## begin Exercise material

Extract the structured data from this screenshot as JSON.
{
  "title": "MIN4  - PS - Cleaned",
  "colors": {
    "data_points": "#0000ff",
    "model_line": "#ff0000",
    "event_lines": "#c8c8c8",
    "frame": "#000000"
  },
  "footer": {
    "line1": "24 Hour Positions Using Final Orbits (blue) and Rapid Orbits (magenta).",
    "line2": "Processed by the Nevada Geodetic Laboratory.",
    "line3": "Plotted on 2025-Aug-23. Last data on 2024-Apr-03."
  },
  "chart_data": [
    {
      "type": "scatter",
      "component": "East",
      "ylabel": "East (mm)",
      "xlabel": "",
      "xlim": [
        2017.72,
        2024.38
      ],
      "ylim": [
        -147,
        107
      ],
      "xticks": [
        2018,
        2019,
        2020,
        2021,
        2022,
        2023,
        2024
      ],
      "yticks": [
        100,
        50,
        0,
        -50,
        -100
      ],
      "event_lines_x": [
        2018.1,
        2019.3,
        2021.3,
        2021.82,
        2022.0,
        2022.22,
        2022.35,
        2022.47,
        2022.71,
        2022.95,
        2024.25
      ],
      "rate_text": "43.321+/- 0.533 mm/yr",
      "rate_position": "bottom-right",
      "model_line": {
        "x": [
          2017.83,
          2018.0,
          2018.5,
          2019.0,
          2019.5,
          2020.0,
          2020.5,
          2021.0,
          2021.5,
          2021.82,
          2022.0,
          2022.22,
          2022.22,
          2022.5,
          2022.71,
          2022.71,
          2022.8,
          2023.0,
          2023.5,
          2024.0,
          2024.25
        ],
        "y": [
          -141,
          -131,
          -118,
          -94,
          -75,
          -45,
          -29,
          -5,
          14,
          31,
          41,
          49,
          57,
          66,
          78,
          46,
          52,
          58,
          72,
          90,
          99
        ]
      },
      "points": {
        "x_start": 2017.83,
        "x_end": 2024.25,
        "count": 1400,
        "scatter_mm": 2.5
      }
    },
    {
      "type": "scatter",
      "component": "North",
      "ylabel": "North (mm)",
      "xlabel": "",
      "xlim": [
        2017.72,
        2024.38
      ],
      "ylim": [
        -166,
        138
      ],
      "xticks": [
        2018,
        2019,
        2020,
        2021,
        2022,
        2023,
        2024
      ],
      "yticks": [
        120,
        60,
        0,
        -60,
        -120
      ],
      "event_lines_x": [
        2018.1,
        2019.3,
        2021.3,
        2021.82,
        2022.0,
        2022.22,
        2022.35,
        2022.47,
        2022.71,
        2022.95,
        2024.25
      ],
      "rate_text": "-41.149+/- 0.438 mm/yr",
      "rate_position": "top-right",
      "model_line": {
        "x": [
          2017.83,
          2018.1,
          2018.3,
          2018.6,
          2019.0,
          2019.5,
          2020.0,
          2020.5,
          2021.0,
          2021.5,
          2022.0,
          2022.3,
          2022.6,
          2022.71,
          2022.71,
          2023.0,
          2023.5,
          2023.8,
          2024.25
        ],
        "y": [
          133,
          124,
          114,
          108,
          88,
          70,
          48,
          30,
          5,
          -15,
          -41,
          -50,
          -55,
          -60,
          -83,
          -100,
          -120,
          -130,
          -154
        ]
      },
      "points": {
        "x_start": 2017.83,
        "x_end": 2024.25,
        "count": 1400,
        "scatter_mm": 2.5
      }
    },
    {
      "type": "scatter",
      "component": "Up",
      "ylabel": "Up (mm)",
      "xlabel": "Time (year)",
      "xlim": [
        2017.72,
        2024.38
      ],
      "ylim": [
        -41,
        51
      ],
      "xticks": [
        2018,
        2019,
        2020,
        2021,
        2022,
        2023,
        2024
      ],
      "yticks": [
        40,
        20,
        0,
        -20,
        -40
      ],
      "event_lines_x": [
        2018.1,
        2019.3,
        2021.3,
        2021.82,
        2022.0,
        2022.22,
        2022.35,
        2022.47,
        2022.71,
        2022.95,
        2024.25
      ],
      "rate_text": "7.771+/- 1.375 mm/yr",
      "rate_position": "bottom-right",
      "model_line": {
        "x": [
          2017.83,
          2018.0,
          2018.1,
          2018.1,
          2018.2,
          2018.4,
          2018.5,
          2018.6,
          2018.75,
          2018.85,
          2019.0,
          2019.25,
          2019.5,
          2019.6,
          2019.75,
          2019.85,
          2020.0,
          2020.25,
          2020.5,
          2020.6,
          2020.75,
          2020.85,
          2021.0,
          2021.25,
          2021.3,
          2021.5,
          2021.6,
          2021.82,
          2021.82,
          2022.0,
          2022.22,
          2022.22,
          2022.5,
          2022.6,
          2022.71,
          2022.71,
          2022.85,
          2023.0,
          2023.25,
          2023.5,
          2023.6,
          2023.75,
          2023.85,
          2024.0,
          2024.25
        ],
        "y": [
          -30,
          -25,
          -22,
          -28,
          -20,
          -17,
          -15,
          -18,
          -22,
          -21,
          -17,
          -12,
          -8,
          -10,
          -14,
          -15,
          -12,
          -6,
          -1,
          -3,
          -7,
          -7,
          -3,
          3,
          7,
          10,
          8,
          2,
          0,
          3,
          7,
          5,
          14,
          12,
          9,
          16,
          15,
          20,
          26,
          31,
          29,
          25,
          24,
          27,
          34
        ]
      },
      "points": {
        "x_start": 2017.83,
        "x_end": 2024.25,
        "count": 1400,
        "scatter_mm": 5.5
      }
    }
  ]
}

## end Exercise material
## begin Exercise material

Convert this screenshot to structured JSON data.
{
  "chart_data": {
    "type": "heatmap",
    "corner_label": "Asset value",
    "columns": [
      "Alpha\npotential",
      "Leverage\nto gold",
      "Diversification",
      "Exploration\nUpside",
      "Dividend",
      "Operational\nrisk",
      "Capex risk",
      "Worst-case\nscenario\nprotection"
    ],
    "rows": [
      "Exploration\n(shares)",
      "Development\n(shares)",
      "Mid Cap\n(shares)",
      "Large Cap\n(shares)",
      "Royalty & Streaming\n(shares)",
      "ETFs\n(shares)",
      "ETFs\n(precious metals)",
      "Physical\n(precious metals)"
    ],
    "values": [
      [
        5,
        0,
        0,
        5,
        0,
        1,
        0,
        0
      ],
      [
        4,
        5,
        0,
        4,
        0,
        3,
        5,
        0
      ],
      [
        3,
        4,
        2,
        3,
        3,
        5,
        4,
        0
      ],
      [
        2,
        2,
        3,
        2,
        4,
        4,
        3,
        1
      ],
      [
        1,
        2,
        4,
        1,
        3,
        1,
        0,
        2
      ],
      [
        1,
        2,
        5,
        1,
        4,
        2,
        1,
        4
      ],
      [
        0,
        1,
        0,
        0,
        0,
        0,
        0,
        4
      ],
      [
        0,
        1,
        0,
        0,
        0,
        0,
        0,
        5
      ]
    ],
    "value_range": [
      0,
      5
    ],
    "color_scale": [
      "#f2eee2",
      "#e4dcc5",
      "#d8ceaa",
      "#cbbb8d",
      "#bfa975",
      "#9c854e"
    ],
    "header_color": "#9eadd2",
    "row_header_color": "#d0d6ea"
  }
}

## end Exercise material
## begin Exercise material

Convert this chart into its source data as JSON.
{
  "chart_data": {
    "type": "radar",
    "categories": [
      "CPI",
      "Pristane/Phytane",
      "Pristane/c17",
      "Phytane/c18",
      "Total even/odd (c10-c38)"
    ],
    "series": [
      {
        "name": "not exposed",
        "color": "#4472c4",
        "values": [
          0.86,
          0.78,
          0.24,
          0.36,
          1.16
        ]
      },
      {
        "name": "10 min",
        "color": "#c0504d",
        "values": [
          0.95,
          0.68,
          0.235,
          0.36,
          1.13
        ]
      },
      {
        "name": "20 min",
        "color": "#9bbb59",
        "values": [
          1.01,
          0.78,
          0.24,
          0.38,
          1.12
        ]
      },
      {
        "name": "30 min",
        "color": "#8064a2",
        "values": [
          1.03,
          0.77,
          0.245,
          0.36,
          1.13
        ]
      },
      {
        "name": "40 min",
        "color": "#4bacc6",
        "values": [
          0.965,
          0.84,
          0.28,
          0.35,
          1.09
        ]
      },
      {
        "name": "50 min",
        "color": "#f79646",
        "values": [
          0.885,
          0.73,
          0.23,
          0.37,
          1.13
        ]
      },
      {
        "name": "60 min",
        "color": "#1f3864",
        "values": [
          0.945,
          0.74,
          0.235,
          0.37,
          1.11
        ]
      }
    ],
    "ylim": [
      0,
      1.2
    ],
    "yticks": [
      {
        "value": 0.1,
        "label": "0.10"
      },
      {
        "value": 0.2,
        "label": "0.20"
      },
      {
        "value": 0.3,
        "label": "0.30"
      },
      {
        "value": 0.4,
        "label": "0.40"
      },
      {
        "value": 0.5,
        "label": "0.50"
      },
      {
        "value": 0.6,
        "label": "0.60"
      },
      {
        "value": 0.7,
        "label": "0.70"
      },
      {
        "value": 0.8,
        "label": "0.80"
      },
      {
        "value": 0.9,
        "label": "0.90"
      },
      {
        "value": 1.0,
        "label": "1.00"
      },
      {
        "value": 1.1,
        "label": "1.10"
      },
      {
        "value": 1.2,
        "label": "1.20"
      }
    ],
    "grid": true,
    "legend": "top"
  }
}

## end Exercise material

_Problem requirements_:
Find the lines containing "Convert" and pull them out.

_Output of the task_:
Convert this screenshot to structured JSON data.
Convert this chart into its source data as JSON.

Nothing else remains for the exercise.